[start Extracted entries]

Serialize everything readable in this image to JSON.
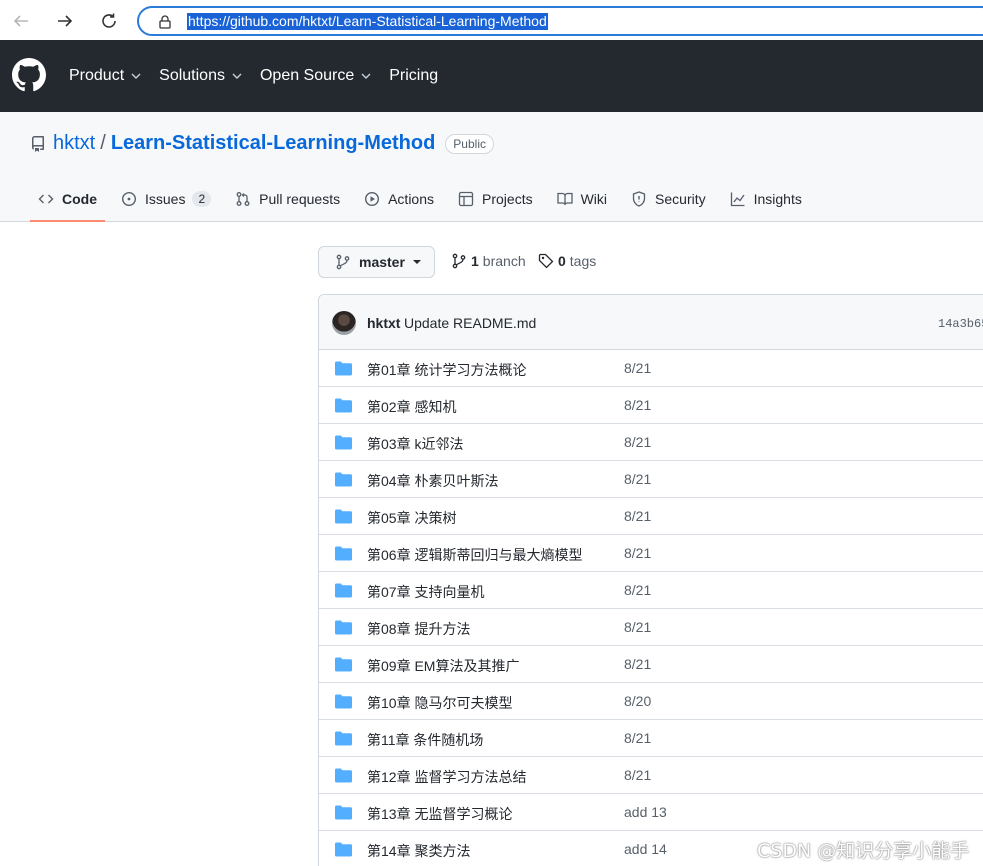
{
  "browser": {
    "url": "https://github.com/hktxt/Learn-Statistical-Learning-Method"
  },
  "gh_nav": {
    "items": [
      {
        "label": "Product",
        "dropdown": true
      },
      {
        "label": "Solutions",
        "dropdown": true
      },
      {
        "label": "Open Source",
        "dropdown": true
      },
      {
        "label": "Pricing",
        "dropdown": false
      }
    ]
  },
  "repo": {
    "owner": "hktxt",
    "separator": "/",
    "name": "Learn-Statistical-Learning-Method",
    "visibility": "Public"
  },
  "tabs": [
    {
      "label": "Code",
      "icon": "code-icon",
      "active": true
    },
    {
      "label": "Issues",
      "icon": "issue-icon",
      "count": "2"
    },
    {
      "label": "Pull requests",
      "icon": "pull-request-icon"
    },
    {
      "label": "Actions",
      "icon": "play-icon"
    },
    {
      "label": "Projects",
      "icon": "table-icon"
    },
    {
      "label": "Wiki",
      "icon": "book-icon"
    },
    {
      "label": "Security",
      "icon": "shield-icon"
    },
    {
      "label": "Insights",
      "icon": "graph-icon"
    }
  ],
  "branch": {
    "current": "master",
    "branch_count": "1",
    "branch_label": "branch",
    "tag_count": "0",
    "tag_label": "tags"
  },
  "commit": {
    "author": "hktxt",
    "message": "Update README.md",
    "sha": "14a3b65"
  },
  "files": [
    {
      "name": "第01章 统计学习方法概论",
      "date": "8/21"
    },
    {
      "name": "第02章 感知机",
      "date": "8/21"
    },
    {
      "name": "第03章 k近邻法",
      "date": "8/21"
    },
    {
      "name": "第04章 朴素贝叶斯法",
      "date": "8/21"
    },
    {
      "name": "第05章 决策树",
      "date": "8/21"
    },
    {
      "name": "第06章 逻辑斯蒂回归与最大熵模型",
      "date": "8/21"
    },
    {
      "name": "第07章 支持向量机",
      "date": "8/21"
    },
    {
      "name": "第08章 提升方法",
      "date": "8/21"
    },
    {
      "name": "第09章 EM算法及其推广",
      "date": "8/21"
    },
    {
      "name": "第10章 隐马尔可夫模型",
      "date": "8/20"
    },
    {
      "name": "第11章 条件随机场",
      "date": "8/21"
    },
    {
      "name": "第12章 监督学习方法总结",
      "date": "8/21"
    },
    {
      "name": "第13章 无监督学习概论",
      "date": "add 13"
    },
    {
      "name": "第14章 聚类方法",
      "date": "add 14"
    }
  ],
  "watermark": "CSDN @知识分享小能手",
  "colors": {
    "header_bg": "#24292f",
    "link": "#0969da",
    "folder": "#54aeff",
    "active_tab_underline": "#fd8c73",
    "url_highlight": "#1a63d6"
  }
}
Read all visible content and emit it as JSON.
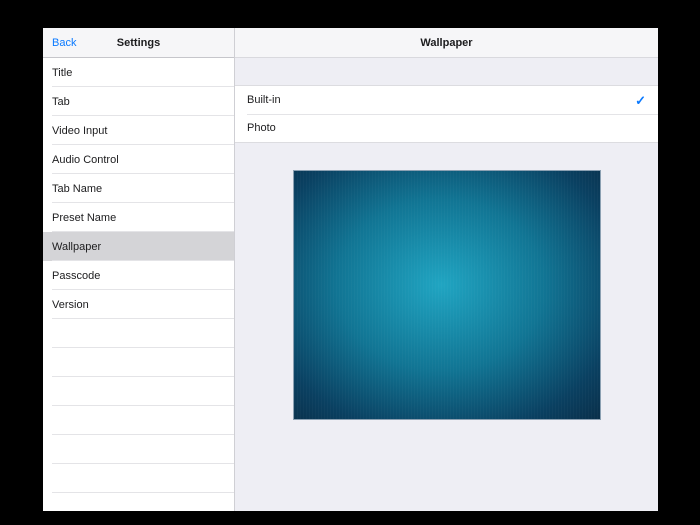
{
  "window": {
    "frame_color": "#000000"
  },
  "sidebar": {
    "back_label": "Back",
    "title": "Settings",
    "items": [
      {
        "label": "Title",
        "selected": false
      },
      {
        "label": "Tab",
        "selected": false
      },
      {
        "label": "Video Input",
        "selected": false
      },
      {
        "label": "Audio Control",
        "selected": false
      },
      {
        "label": "Tab Name",
        "selected": false
      },
      {
        "label": "Preset Name",
        "selected": false
      },
      {
        "label": "Wallpaper",
        "selected": true
      },
      {
        "label": "Passcode",
        "selected": false
      },
      {
        "label": "Version",
        "selected": false
      }
    ]
  },
  "detail": {
    "title": "Wallpaper",
    "options": [
      {
        "label": "Built-in",
        "selected": true
      },
      {
        "label": "Photo",
        "selected": false
      }
    ],
    "checkmark_glyph": "✓",
    "accent_color": "#0b7aff",
    "preview": {
      "description": "built-in wallpaper preview, teal radial gradient",
      "center_color": "#20a5c2",
      "mid_color": "#117594",
      "outer_color": "#0a4061",
      "edge_color": "#092e48"
    }
  }
}
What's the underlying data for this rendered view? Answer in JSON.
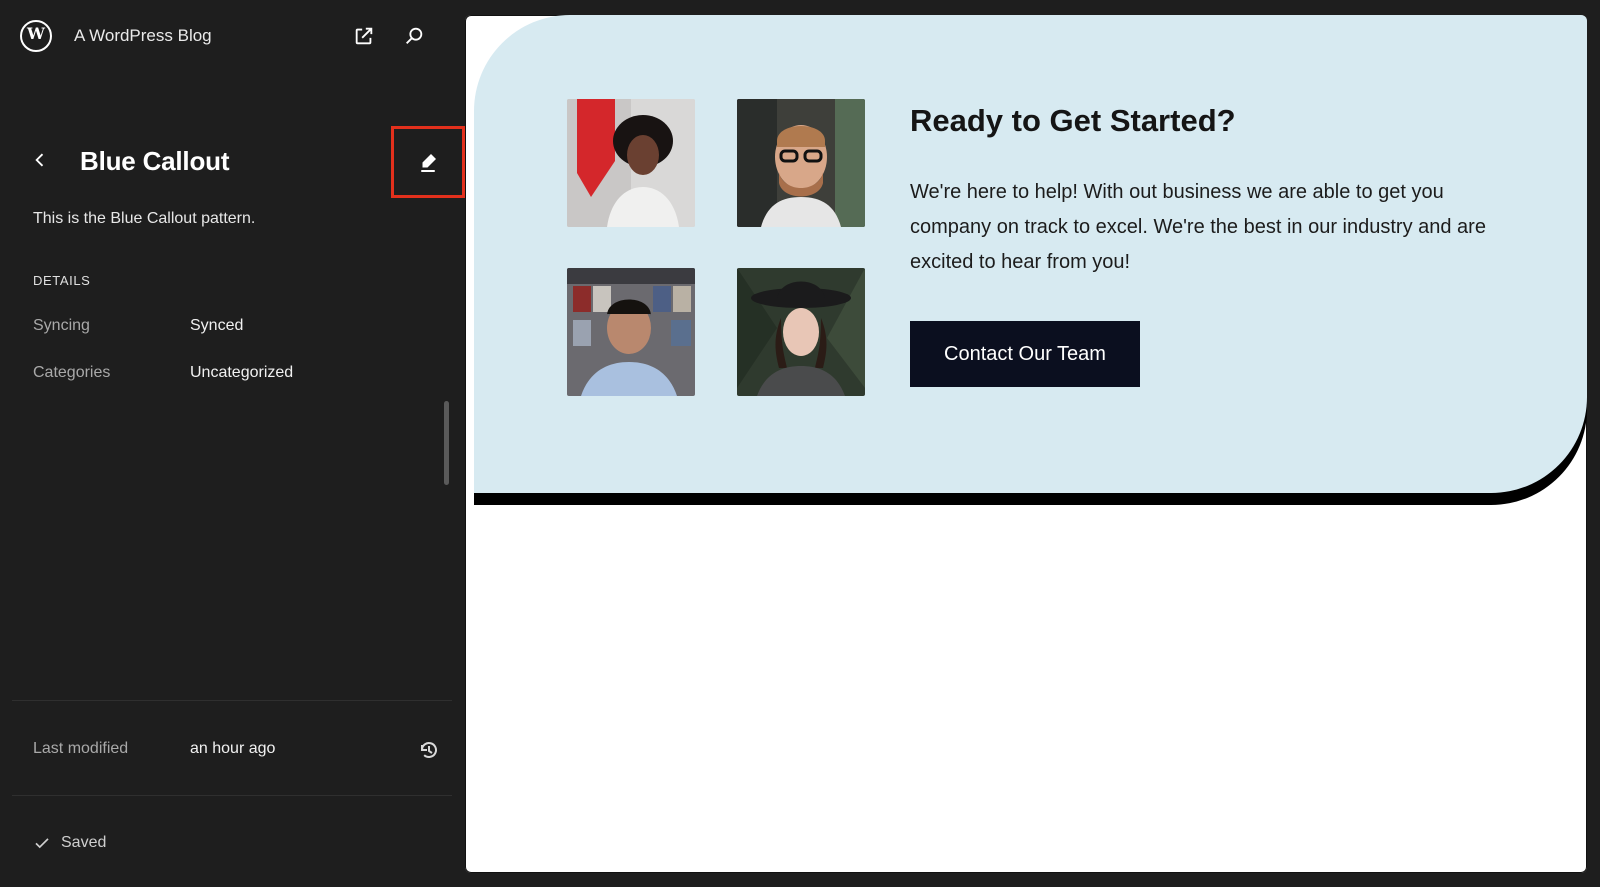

[end Extracted entries]

Aim => Take the records above and transcribe them exactly, dropping every picture.

The completed task =>
Serialize everything readable in this image to JSON.
{
  "browser": {
    "url": "https://github.com/hktxt/Learn-Statistical-Learning-Method"
  },
  "gh_nav": {
    "items": [
      {
        "label": "Product",
        "dropdown": true
      },
      {
        "label": "Solutions",
        "dropdown": true
      },
      {
        "label": "Open Source",
        "dropdown": true
      },
      {
        "label": "Pricing",
        "dropdown": false
      }
    ]
  },
  "repo": {
    "owner": "hktxt",
    "separator": "/",
    "name": "Learn-Statistical-Learning-Method",
    "visibility": "Public"
  },
  "tabs": [
    {
      "label": "Code",
      "icon": "code-icon",
      "active": true
    },
    {
      "label": "Issues",
      "icon": "issue-icon",
      "count": "2"
    },
    {
      "label": "Pull requests",
      "icon": "pull-request-icon"
    },
    {
      "label": "Actions",
      "icon": "play-icon"
    },
    {
      "label": "Projects",
      "icon": "table-icon"
    },
    {
      "label": "Wiki",
      "icon": "book-icon"
    },
    {
      "label": "Security",
      "icon": "shield-icon"
    },
    {
      "label": "Insights",
      "icon": "graph-icon"
    }
  ],
  "branch": {
    "current": "master",
    "branch_count": "1",
    "branch_label": "branch",
    "tag_count": "0",
    "tag_label": "tags"
  },
  "commit": {
    "author": "hktxt",
    "message": "Update README.md",
    "sha": "14a3b65"
  },
  "files": [
    {
      "name": "第01章 统计学习方法概论",
      "date": "8/21"
    },
    {
      "name": "第02章 感知机",
      "date": "8/21"
    },
    {
      "name": "第03章 k近邻法",
      "date": "8/21"
    },
    {
      "name": "第04章 朴素贝叶斯法",
      "date": "8/21"
    },
    {
      "name": "第05章 决策树",
      "date": "8/21"
    },
    {
      "name": "第06章 逻辑斯蒂回归与最大熵模型",
      "date": "8/21"
    },
    {
      "name": "第07章 支持向量机",
      "date": "8/21"
    },
    {
      "name": "第08章 提升方法",
      "date": "8/21"
    },
    {
      "name": "第09章 EM算法及其推广",
      "date": "8/21"
    },
    {
      "name": "第10章 隐马尔可夫模型",
      "date": "8/20"
    },
    {
      "name": "第11章 条件随机场",
      "date": "8/21"
    },
    {
      "name": "第12章 监督学习方法总结",
      "date": "8/21"
    },
    {
      "name": "第13章 无监督学习概论",
      "date": "add 13"
    },
    {
      "name": "第14章 聚类方法",
      "date": "add 14"
    }
  ],
  "watermark": "CSDN @知识分享小能手",
  "colors": {
    "header_bg": "#24292f",
    "link": "#0969da",
    "folder": "#54aeff",
    "active_tab_underline": "#fd8c73",
    "url_highlight": "#1a63d6"
  }
}
Read all visible content and emit it as JSON.
{
  "window": {
    "frame_color": "#000000"
  },
  "sidebar": {
    "back_label": "Back",
    "title": "Settings",
    "items": [
      {
        "label": "Title",
        "selected": false
      },
      {
        "label": "Tab",
        "selected": false
      },
      {
        "label": "Video Input",
        "selected": false
      },
      {
        "label": "Audio Control",
        "selected": false
      },
      {
        "label": "Tab Name",
        "selected": false
      },
      {
        "label": "Preset Name",
        "selected": false
      },
      {
        "label": "Wallpaper",
        "selected": true
      },
      {
        "label": "Passcode",
        "selected": false
      },
      {
        "label": "Version",
        "selected": false
      }
    ]
  },
  "detail": {
    "title": "Wallpaper",
    "options": [
      {
        "label": "Built-in",
        "selected": true
      },
      {
        "label": "Photo",
        "selected": false
      }
    ],
    "checkmark_glyph": "✓",
    "accent_color": "#0b7aff",
    "preview": {
      "description": "built-in wallpaper preview, teal radial gradient",
      "center_color": "#20a5c2",
      "mid_color": "#117594",
      "outer_color": "#0a4061",
      "edge_color": "#092e48"
    }
  }
}
What's the underlying data for this rendered view? Answer in JSON.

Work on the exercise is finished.